CHALLENGE: Write out every entry, unchanged. Skip any picture.

start RECORD LIST

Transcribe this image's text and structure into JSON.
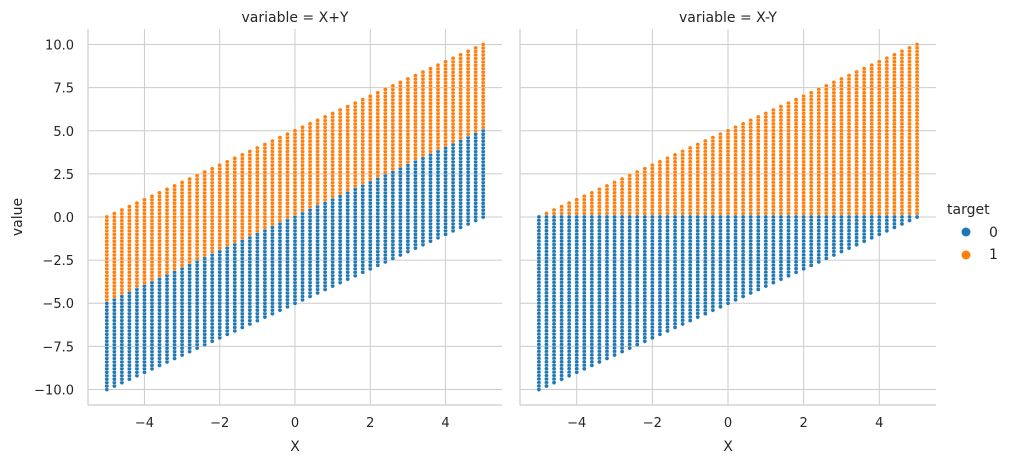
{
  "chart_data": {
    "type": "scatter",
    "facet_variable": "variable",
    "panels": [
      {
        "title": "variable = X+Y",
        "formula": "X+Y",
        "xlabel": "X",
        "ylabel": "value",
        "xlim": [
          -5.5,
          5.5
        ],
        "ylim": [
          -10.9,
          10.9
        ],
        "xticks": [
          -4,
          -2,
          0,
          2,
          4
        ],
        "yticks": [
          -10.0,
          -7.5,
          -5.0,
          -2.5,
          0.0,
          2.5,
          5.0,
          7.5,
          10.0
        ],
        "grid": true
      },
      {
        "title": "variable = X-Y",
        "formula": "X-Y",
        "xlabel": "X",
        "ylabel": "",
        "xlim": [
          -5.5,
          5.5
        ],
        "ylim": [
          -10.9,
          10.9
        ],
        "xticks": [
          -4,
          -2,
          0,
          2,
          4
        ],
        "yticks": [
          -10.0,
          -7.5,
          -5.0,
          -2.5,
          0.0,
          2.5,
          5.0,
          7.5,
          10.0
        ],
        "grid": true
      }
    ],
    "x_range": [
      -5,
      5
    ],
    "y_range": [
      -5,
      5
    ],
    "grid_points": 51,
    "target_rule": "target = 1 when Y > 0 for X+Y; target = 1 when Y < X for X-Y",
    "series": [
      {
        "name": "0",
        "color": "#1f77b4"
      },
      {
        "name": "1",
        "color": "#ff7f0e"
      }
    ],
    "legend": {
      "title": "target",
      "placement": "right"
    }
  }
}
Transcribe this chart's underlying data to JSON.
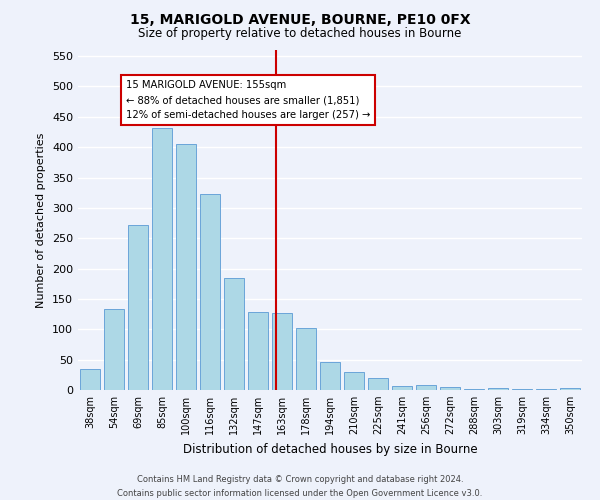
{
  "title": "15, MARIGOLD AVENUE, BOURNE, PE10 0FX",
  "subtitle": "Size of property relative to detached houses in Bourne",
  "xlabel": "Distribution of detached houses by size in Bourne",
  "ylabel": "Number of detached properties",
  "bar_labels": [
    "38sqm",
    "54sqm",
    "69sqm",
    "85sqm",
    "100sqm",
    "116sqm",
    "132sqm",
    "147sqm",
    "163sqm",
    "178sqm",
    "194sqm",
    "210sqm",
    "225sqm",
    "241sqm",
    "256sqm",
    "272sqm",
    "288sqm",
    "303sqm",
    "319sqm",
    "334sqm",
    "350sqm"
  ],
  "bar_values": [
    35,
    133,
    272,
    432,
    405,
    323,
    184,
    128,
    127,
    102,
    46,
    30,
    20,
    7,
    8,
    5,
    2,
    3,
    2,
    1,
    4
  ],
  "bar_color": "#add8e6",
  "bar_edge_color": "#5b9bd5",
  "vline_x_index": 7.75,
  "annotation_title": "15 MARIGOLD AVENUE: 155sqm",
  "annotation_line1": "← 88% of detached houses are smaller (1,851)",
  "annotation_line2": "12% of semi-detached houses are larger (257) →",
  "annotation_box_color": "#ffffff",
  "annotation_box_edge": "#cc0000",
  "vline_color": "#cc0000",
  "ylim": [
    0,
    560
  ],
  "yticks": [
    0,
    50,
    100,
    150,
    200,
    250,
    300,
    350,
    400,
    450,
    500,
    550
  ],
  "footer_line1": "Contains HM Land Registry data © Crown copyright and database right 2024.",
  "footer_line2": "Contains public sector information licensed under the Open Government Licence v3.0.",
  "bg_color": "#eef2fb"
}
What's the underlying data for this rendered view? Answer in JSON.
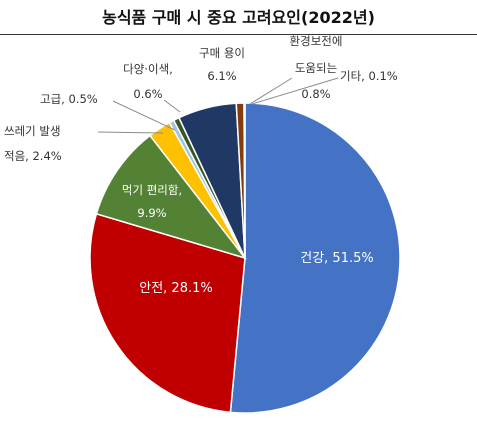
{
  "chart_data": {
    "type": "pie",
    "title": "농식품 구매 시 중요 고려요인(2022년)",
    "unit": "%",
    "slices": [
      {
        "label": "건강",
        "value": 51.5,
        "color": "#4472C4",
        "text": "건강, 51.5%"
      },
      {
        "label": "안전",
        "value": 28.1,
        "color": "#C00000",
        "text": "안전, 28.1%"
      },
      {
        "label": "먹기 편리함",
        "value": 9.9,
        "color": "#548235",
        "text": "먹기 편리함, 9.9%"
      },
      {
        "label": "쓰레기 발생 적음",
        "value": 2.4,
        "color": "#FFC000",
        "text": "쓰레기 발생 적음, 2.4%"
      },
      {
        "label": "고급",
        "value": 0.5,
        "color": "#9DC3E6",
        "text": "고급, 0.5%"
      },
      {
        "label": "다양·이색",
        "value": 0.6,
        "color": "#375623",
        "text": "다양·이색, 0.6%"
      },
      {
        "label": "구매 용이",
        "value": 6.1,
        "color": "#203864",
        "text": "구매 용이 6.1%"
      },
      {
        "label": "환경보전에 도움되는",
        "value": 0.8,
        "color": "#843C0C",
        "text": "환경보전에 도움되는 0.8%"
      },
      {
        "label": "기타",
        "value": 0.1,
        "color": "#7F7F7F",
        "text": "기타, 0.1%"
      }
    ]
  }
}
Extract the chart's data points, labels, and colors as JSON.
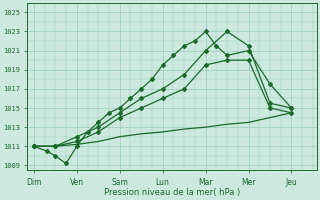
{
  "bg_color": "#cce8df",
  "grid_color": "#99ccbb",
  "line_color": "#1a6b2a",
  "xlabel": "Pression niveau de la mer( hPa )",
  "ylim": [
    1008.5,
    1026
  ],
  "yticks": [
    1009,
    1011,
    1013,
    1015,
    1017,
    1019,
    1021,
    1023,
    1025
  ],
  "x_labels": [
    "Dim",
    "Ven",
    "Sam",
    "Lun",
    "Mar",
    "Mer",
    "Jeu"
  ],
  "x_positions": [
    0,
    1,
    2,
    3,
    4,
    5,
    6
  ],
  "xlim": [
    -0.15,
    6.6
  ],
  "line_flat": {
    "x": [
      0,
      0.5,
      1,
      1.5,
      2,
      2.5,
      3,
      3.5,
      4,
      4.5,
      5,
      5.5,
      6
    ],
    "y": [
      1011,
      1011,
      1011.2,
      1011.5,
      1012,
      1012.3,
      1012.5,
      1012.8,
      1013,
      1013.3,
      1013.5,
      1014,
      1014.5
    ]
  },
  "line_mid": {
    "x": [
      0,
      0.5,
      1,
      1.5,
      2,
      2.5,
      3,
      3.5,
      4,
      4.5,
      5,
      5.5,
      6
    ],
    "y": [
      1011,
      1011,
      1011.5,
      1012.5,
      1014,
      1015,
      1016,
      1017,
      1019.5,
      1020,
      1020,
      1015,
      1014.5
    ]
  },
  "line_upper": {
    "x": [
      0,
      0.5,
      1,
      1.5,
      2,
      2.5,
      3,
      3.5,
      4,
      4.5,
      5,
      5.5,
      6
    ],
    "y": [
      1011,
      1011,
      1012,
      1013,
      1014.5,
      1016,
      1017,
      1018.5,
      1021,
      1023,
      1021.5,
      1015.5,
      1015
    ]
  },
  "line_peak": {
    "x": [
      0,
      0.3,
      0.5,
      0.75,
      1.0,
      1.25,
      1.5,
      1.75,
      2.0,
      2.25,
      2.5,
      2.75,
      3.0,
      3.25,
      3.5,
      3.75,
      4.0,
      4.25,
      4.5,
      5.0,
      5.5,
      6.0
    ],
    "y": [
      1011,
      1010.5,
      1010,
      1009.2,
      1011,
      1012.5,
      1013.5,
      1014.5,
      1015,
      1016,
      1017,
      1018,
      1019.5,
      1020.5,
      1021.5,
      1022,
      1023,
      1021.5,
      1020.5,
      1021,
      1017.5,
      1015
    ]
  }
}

end RECORD LIST

EXPECTED ANSWER:
Transcribe this image's text and structure into JSON.
{
  "chart_data": {
    "type": "scatter",
    "facet_variable": "variable",
    "panels": [
      {
        "title": "variable = X+Y",
        "formula": "X+Y",
        "xlabel": "X",
        "ylabel": "value",
        "xlim": [
          -5.5,
          5.5
        ],
        "ylim": [
          -10.9,
          10.9
        ],
        "xticks": [
          -4,
          -2,
          0,
          2,
          4
        ],
        "yticks": [
          -10.0,
          -7.5,
          -5.0,
          -2.5,
          0.0,
          2.5,
          5.0,
          7.5,
          10.0
        ],
        "grid": true
      },
      {
        "title": "variable = X-Y",
        "formula": "X-Y",
        "xlabel": "X",
        "ylabel": "",
        "xlim": [
          -5.5,
          5.5
        ],
        "ylim": [
          -10.9,
          10.9
        ],
        "xticks": [
          -4,
          -2,
          0,
          2,
          4
        ],
        "yticks": [
          -10.0,
          -7.5,
          -5.0,
          -2.5,
          0.0,
          2.5,
          5.0,
          7.5,
          10.0
        ],
        "grid": true
      }
    ],
    "x_range": [
      -5,
      5
    ],
    "y_range": [
      -5,
      5
    ],
    "grid_points": 51,
    "target_rule": "target = 1 when Y > 0 for X+Y; target = 1 when Y < X for X-Y",
    "series": [
      {
        "name": "0",
        "color": "#1f77b4"
      },
      {
        "name": "1",
        "color": "#ff7f0e"
      }
    ],
    "legend": {
      "title": "target",
      "placement": "right"
    }
  }
}
Transcribe this chart's underlying data to JSON.
{
  "title": "15, MARIGOLD AVENUE, BOURNE, PE10 0FX",
  "subtitle": "Size of property relative to detached houses in Bourne",
  "xlabel": "Distribution of detached houses by size in Bourne",
  "ylabel": "Number of detached properties",
  "bar_labels": [
    "38sqm",
    "54sqm",
    "69sqm",
    "85sqm",
    "100sqm",
    "116sqm",
    "132sqm",
    "147sqm",
    "163sqm",
    "178sqm",
    "194sqm",
    "210sqm",
    "225sqm",
    "241sqm",
    "256sqm",
    "272sqm",
    "288sqm",
    "303sqm",
    "319sqm",
    "334sqm",
    "350sqm"
  ],
  "bar_values": [
    35,
    133,
    272,
    432,
    405,
    323,
    184,
    128,
    127,
    102,
    46,
    30,
    20,
    7,
    8,
    5,
    2,
    3,
    2,
    1,
    4
  ],
  "bar_color": "#add8e6",
  "bar_edge_color": "#5b9bd5",
  "vline_x_index": 7.75,
  "annotation_title": "15 MARIGOLD AVENUE: 155sqm",
  "annotation_line1": "← 88% of detached houses are smaller (1,851)",
  "annotation_line2": "12% of semi-detached houses are larger (257) →",
  "annotation_box_color": "#ffffff",
  "annotation_box_edge": "#cc0000",
  "vline_color": "#cc0000",
  "ylim": [
    0,
    560
  ],
  "yticks": [
    0,
    50,
    100,
    150,
    200,
    250,
    300,
    350,
    400,
    450,
    500,
    550
  ],
  "footer_line1": "Contains HM Land Registry data © Crown copyright and database right 2024.",
  "footer_line2": "Contains public sector information licensed under the Open Government Licence v3.0.",
  "bg_color": "#eef2fb"
}
What's the underlying data for this rendered view? Answer in JSON.
{
  "chart_data": {
    "type": "pie",
    "title": "농식품 구매 시 중요 고려요인(2022년)",
    "unit": "%",
    "slices": [
      {
        "label": "건강",
        "value": 51.5,
        "color": "#4472C4",
        "text": "건강, 51.5%"
      },
      {
        "label": "안전",
        "value": 28.1,
        "color": "#C00000",
        "text": "안전, 28.1%"
      },
      {
        "label": "먹기 편리함",
        "value": 9.9,
        "color": "#548235",
        "text": "먹기 편리함, 9.9%"
      },
      {
        "label": "쓰레기 발생 적음",
        "value": 2.4,
        "color": "#FFC000",
        "text": "쓰레기 발생 적음, 2.4%"
      },
      {
        "label": "고급",
        "value": 0.5,
        "color": "#9DC3E6",
        "text": "고급, 0.5%"
      },
      {
        "label": "다양·이색",
        "value": 0.6,
        "color": "#375623",
        "text": "다양·이색, 0.6%"
      },
      {
        "label": "구매 용이",
        "value": 6.1,
        "color": "#203864",
        "text": "구매 용이 6.1%"
      },
      {
        "label": "환경보전에 도움되는",
        "value": 0.8,
        "color": "#843C0C",
        "text": "환경보전에 도움되는 0.8%"
      },
      {
        "label": "기타",
        "value": 0.1,
        "color": "#7F7F7F",
        "text": "기타, 0.1%"
      }
    ]
  }
}
Extract the chart's data points, labels, and colors as JSON.
{
  "bg_color": "#cce8df",
  "grid_color": "#99ccbb",
  "line_color": "#1a6b2a",
  "xlabel": "Pression niveau de la mer( hPa )",
  "ylim": [
    1008.5,
    1026
  ],
  "yticks": [
    1009,
    1011,
    1013,
    1015,
    1017,
    1019,
    1021,
    1023,
    1025
  ],
  "x_labels": [
    "Dim",
    "Ven",
    "Sam",
    "Lun",
    "Mar",
    "Mer",
    "Jeu"
  ],
  "x_positions": [
    0,
    1,
    2,
    3,
    4,
    5,
    6
  ],
  "xlim": [
    -0.15,
    6.6
  ],
  "line_flat": {
    "x": [
      0,
      0.5,
      1,
      1.5,
      2,
      2.5,
      3,
      3.5,
      4,
      4.5,
      5,
      5.5,
      6
    ],
    "y": [
      1011,
      1011,
      1011.2,
      1011.5,
      1012,
      1012.3,
      1012.5,
      1012.8,
      1013,
      1013.3,
      1013.5,
      1014,
      1014.5
    ]
  },
  "line_mid": {
    "x": [
      0,
      0.5,
      1,
      1.5,
      2,
      2.5,
      3,
      3.5,
      4,
      4.5,
      5,
      5.5,
      6
    ],
    "y": [
      1011,
      1011,
      1011.5,
      1012.5,
      1014,
      1015,
      1016,
      1017,
      1019.5,
      1020,
      1020,
      1015,
      1014.5
    ]
  },
  "line_upper": {
    "x": [
      0,
      0.5,
      1,
      1.5,
      2,
      2.5,
      3,
      3.5,
      4,
      4.5,
      5,
      5.5,
      6
    ],
    "y": [
      1011,
      1011,
      1012,
      1013,
      1014.5,
      1016,
      1017,
      1018.5,
      1021,
      1023,
      1021.5,
      1015.5,
      1015
    ]
  },
  "line_peak": {
    "x": [
      0,
      0.3,
      0.5,
      0.75,
      1.0,
      1.25,
      1.5,
      1.75,
      2.0,
      2.25,
      2.5,
      2.75,
      3.0,
      3.25,
      3.5,
      3.75,
      4.0,
      4.25,
      4.5,
      5.0,
      5.5,
      6.0
    ],
    "y": [
      1011,
      1010.5,
      1010,
      1009.2,
      1011,
      1012.5,
      1013.5,
      1014.5,
      1015,
      1016,
      1017,
      1018,
      1019.5,
      1020.5,
      1021.5,
      1022,
      1023,
      1021.5,
      1020.5,
      1021,
      1017.5,
      1015
    ]
  }
}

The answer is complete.